=== Rows from a dataset ===
========================================================================
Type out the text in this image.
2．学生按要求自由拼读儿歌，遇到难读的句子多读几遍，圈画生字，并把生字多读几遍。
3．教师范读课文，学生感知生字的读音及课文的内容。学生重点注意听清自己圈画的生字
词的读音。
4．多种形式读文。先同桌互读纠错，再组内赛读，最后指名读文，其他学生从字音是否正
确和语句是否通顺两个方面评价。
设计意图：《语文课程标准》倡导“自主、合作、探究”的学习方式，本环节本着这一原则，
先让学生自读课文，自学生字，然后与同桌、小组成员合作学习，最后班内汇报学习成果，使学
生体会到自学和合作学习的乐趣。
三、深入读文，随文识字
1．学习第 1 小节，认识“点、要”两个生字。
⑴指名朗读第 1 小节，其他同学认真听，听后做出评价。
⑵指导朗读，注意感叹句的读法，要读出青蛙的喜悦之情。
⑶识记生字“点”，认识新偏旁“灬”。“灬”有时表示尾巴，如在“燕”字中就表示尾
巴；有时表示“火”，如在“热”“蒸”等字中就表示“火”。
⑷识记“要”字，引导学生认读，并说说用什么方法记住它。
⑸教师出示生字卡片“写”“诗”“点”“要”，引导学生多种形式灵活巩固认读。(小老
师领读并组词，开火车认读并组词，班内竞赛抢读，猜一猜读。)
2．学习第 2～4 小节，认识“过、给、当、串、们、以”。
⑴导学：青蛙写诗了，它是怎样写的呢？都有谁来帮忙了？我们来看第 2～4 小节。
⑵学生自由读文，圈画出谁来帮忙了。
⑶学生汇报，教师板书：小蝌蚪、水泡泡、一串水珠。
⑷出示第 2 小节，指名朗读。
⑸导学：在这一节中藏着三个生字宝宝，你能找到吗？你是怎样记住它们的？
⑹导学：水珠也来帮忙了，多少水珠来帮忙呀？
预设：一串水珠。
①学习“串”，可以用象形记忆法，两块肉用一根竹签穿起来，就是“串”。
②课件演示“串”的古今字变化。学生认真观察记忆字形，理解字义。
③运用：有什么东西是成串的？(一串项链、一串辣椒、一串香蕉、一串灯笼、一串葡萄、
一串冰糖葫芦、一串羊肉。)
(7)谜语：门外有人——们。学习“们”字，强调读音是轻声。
========================================================================
=== Exercise details ===
Copy out the full set of records precisely, leaving nothing out.

=== Finished exercise ===
Type out the text in this image.
2．学生按要求自由拼读儿歌，遇到难读的句子多读几遍，圈画生字，并把生字多读几遍。
3．教师范读课文，学生感知生字的读音及课文的内容。学生重点注意听清自己圈画的生字
词的读音。
4．多种形式读文。先同桌互读纠错，再组内赛读，最后指名读文，其他学生从字音是否正
确和语句是否通顺两个方面评价。
设计意图：《语文课程标准》倡导“自主、合作、探究”的学习方式，本环节本着这一原则，
先让学生自读课文，自学生字，然后与同桌、小组成员合作学习，最后班内汇报学习成果，使学
生体会到自学和合作学习的乐趣。
三、深入读文，随文识字
1．学习第 1 小节，认识“点、要”两个生字。
⑴指名朗读第 1 小节，其他同学认真听，听后做出评价。
⑵指导朗读，注意感叹句的读法，要读出青蛙的喜悦之情。
⑶识记生字“点”，认识新偏旁“灬”。“灬”有时表示尾巴，如在“燕”字中就表示尾
巴；有时表示“火”，如在“热”“蒸”等字中就表示“火”。
⑷识记“要”字，引导学生认读，并说说用什么方法记住它。
⑸教师出示生字卡片“写”“诗”“点”“要”，引导学生多种形式灵活巩固认读。(小老
师领读并组词，开火车认读并组词，班内竞赛抢读，猜一猜读。)
2．学习第 2～4 小节，认识“过、给、当、串、们、以”。
⑴导学：青蛙写诗了，它是怎样写的呢？都有谁来帮忙了？我们来看第 2～4 小节。
⑵学生自由读文，圈画出谁来帮忙了。
⑶学生汇报，教师板书：小蝌蚪、水泡泡、一串水珠。
⑷出示第 2 小节，指名朗读。
⑸导学：在这一节中藏着三个生字宝宝，你能找到吗？你是怎样记住它们的？
⑹导学：水珠也来帮忙了，多少水珠来帮忙呀？
预设：一串水珠。
①学习“串”，可以用象形记忆法，两块肉用一根竹签穿起来，就是“串”。
②课件演示“串”的古今字变化。学生认真观察记忆字形，理解字义。
③运用：有什么东西是成串的？(一串项链、一串辣椒、一串香蕉、一串灯笼、一串葡萄、
一串冰糖葫芦、一串羊肉。)
(7)谜语：门外有人——们。学习“们”字，强调读音是轻声。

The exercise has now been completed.